**Exercise**: Wherever the word "this" shows up in a line, please copy that line.

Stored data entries
###
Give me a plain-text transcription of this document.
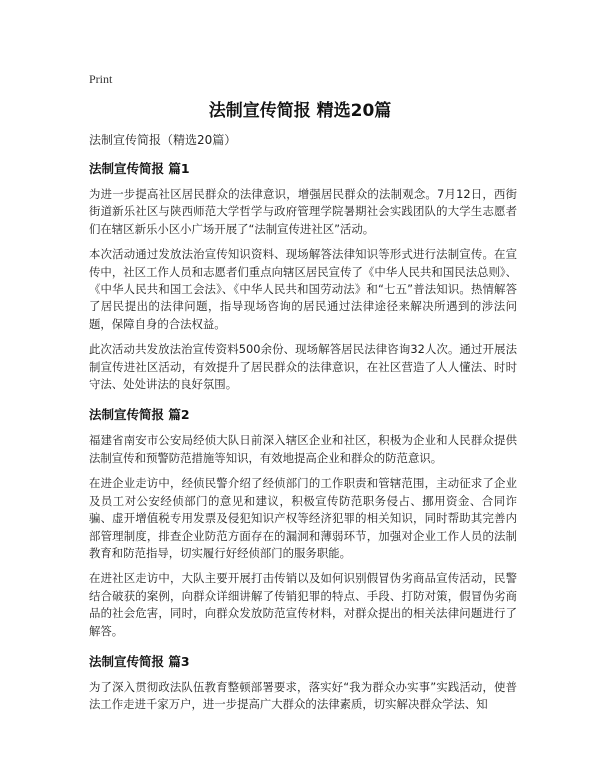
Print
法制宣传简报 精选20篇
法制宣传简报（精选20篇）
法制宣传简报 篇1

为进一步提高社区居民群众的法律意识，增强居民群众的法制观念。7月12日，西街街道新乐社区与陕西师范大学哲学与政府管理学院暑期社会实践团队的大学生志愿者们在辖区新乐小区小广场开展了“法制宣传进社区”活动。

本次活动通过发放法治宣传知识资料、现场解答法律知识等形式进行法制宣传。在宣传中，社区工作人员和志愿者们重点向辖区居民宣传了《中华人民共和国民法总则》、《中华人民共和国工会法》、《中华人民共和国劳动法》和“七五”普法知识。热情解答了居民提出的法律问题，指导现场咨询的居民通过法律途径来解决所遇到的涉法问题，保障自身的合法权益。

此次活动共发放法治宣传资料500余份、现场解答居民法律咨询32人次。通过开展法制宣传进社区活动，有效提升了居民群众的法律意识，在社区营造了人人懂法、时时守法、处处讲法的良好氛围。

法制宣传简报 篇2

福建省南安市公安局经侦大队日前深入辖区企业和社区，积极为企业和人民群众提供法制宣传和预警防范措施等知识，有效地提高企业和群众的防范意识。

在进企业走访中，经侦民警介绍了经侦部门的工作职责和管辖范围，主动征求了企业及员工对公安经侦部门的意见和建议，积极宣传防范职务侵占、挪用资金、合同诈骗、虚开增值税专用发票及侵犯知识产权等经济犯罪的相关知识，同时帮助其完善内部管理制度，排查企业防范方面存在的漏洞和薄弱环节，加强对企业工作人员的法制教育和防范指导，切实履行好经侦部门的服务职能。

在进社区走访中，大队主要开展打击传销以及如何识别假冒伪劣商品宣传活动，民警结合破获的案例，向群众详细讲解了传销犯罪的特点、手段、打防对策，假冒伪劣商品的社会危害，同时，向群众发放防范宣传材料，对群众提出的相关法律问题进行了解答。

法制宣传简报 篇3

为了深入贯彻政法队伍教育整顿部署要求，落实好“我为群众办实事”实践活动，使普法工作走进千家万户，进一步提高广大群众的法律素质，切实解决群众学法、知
###
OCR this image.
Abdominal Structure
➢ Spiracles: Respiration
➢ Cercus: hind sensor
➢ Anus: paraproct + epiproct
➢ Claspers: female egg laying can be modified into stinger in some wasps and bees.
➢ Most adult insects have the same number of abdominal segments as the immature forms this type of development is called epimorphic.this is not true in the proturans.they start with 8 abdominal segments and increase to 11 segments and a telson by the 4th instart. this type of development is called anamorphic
###
**Solution**:
Give me a plain-text transcription of this document.
OCR this image.
➢ Most adult insects have the same number of abdominal segments as the immature forms this type of development is called epimorphic.this is not true in the proturans.they start with 8 abdominal segments and increase to 11 segments and a telson by the 4th instart. this type of development is called anamorphic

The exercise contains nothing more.